## [STUDY QUESTIONS]
1. From the Purdue basketball passage, quote everything between "Second-Team All-Big Ten (Media)" and "Third-Team All-Big Ten (Media)", inclusive.
2. According to the Purdue basketball passage, what percentage did Moore shoot from three-point range?
3. Decide whether each statement agrees with the Purdue basketball passage, answering yes or no and quoting the deciding words: (a) Moore led Purdue in assists. (b) Moore scored in double figures in 15 of 18 league games. (c) Kramer was Purdue's sophomore captain.

TEXT PASSAGE: Begin

Second-Team All-Big Ten (Coaches)
Second-Team All-Big Ten (Media)
Big Ten All-Freshman Team
The last time a true freshman led Purdue in scoring: Never. It's never happened since freshmen began eligible in '72-73.
That's just what Moore did, though, pouring in 12.4 per game, more than 14 in Big Ten play.
He also ranked among the league's best three-point shooters, at 42.6 percent.
Moore was far more than just a scorer for Purdue, however; he tied for second on the team in rebounding (3.8) and third in steals (30), while also handed out 81 assists, second only to Kramer.
Talk about consistency: He scored in double-figures in 15 out of 18 league games - he scored nine in the other three - with three 20-plus-point outings.
Big Ten Defensive Player-of-the-Year
Third-Team All-Big Ten (Media)
Honorable-Mention All-Big Ten (Coaches)
Kramer, Purdue's sophomore captain, made his name as a defensive menace above all else.

TEXT PASSAGE: End
RECORDED INFORMATION: Begin

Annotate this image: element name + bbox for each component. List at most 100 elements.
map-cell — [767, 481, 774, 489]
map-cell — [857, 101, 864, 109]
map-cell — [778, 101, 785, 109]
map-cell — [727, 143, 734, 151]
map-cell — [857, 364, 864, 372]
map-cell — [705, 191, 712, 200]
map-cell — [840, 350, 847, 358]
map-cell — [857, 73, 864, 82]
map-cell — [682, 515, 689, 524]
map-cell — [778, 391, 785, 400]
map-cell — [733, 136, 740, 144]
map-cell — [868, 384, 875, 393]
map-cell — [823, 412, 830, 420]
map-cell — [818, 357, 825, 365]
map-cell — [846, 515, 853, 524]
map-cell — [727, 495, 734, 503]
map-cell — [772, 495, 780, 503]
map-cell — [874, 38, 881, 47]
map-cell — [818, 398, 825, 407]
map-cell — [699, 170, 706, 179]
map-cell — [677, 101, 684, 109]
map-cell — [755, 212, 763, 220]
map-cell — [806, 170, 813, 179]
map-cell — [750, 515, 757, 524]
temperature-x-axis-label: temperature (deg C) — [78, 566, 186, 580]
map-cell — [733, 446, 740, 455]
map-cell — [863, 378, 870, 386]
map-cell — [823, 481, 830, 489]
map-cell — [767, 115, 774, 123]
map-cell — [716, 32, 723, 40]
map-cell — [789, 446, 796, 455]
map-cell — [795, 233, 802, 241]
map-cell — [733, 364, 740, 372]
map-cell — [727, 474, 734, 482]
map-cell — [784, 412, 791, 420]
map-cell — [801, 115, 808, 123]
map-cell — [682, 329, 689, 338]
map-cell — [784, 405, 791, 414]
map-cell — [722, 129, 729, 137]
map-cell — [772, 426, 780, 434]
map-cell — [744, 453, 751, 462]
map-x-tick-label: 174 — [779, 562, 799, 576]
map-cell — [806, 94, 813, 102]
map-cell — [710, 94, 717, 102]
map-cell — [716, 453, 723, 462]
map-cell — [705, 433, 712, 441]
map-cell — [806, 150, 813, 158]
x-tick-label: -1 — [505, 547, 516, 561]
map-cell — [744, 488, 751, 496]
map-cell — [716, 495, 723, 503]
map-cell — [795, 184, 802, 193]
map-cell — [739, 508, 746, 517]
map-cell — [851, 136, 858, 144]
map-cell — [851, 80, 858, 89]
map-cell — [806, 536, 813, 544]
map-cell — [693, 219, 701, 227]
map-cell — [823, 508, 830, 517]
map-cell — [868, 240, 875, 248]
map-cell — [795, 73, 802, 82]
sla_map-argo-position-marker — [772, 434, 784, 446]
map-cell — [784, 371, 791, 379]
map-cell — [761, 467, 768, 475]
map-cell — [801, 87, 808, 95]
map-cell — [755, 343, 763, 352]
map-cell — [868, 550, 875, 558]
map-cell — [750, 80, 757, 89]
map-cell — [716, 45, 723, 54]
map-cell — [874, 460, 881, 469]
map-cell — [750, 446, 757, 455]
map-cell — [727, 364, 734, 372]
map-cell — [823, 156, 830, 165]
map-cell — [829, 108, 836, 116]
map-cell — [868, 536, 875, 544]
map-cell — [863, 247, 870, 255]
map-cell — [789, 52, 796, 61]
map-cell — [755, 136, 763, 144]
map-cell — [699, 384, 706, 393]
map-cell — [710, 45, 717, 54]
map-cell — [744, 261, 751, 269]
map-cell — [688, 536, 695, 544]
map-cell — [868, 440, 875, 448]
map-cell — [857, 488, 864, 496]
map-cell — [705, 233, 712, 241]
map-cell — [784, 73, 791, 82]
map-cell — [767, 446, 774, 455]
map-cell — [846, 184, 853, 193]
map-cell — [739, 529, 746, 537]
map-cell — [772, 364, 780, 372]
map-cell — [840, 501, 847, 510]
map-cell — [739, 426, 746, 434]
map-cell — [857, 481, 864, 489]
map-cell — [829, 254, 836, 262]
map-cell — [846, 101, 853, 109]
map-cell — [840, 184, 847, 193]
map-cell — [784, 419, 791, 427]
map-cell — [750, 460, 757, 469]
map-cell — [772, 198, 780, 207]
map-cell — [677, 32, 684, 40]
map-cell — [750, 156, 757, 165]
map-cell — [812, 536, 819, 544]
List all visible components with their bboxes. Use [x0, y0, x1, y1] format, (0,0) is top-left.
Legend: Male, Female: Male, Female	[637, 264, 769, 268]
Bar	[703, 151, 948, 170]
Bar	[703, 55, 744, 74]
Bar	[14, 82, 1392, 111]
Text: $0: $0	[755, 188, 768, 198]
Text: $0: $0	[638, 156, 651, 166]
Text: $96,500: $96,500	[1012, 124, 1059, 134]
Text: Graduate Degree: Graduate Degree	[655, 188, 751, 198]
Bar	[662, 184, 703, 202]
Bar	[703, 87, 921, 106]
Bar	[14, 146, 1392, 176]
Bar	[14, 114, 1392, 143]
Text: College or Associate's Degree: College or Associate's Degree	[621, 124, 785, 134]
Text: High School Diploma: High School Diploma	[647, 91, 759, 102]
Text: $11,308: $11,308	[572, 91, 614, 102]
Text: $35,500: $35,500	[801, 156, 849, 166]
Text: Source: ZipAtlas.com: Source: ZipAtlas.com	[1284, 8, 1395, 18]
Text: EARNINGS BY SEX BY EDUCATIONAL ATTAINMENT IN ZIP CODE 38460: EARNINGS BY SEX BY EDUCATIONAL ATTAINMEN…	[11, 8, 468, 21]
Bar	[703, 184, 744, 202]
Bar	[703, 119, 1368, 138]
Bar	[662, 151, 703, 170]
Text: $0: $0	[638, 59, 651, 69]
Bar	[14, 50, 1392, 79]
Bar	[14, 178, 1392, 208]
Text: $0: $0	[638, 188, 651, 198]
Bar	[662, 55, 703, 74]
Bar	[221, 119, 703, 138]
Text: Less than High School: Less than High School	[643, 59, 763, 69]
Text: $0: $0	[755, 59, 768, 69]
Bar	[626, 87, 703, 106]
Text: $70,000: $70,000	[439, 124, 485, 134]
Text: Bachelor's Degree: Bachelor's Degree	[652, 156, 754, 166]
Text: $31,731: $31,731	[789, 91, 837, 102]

RECORDED INFORMATION: End

## [ANSWERS BELOW]
1.
Second-Team All-Big Ten (Media)
Big Ten All-Freshman Team
The last time a true freshman led Purdue in scoring: Never. It's never happened since freshmen began eligible in '72-73.
That's just what Moore did, though, pouring in 12.4 per game, more than 14 in Big Ten play.
He also ranked among the league's best three-point shooters, at 42.6 percent.
Moore was far more than just a scorer for Purdue, however; he tied for second on the team in rebounding (3.8) and third in steals (30), while also handed out 81 assists, second only to Kramer.
Talk about consistency: He scored in double-figures in 15 out of 18 league games - he scored nine in the other three - with three 20-plus-point outings.
Big Ten Defensive Player-of-the-Year
Third-Team All-Big Ten (Media)

2. 42.6 percent.

3.
(a) No: "handed out 81 assists, second only to Kramer."
(b) Yes: "He scored in double-figures in 15 out of 18 league games."
(c) Yes: "Kramer, Purdue's sophomore captain."